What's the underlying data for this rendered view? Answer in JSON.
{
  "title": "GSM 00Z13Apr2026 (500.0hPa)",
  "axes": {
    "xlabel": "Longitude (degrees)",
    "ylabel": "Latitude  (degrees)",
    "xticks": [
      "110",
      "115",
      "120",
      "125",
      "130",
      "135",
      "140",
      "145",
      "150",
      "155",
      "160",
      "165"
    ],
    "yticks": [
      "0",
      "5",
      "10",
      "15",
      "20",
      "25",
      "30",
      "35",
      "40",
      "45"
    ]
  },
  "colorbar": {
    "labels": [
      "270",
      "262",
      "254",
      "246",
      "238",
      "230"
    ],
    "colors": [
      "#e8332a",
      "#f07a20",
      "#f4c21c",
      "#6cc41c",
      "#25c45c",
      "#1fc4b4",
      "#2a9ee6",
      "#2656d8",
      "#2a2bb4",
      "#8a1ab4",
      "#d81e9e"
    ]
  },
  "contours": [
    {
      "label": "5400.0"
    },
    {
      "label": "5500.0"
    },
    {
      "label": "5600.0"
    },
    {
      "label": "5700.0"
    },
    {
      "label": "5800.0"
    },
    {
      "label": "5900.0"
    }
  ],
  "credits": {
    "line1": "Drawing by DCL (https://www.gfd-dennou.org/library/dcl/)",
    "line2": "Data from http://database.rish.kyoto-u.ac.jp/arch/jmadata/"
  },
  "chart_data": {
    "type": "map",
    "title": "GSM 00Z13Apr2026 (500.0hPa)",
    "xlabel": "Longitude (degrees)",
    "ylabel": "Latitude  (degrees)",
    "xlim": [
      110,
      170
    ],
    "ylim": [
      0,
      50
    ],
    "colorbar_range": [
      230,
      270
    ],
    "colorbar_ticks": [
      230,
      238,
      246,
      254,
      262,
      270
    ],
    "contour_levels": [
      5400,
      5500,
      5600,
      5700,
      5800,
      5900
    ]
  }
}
════════════════════
Goal
Lines that hold "title" are the ones to copy; find all of them.

Answer in full
  "title": "GSM 00Z13Apr2026 (500.0hPa)",
    "title": "GSM 00Z13Apr2026 (500.0hPa)",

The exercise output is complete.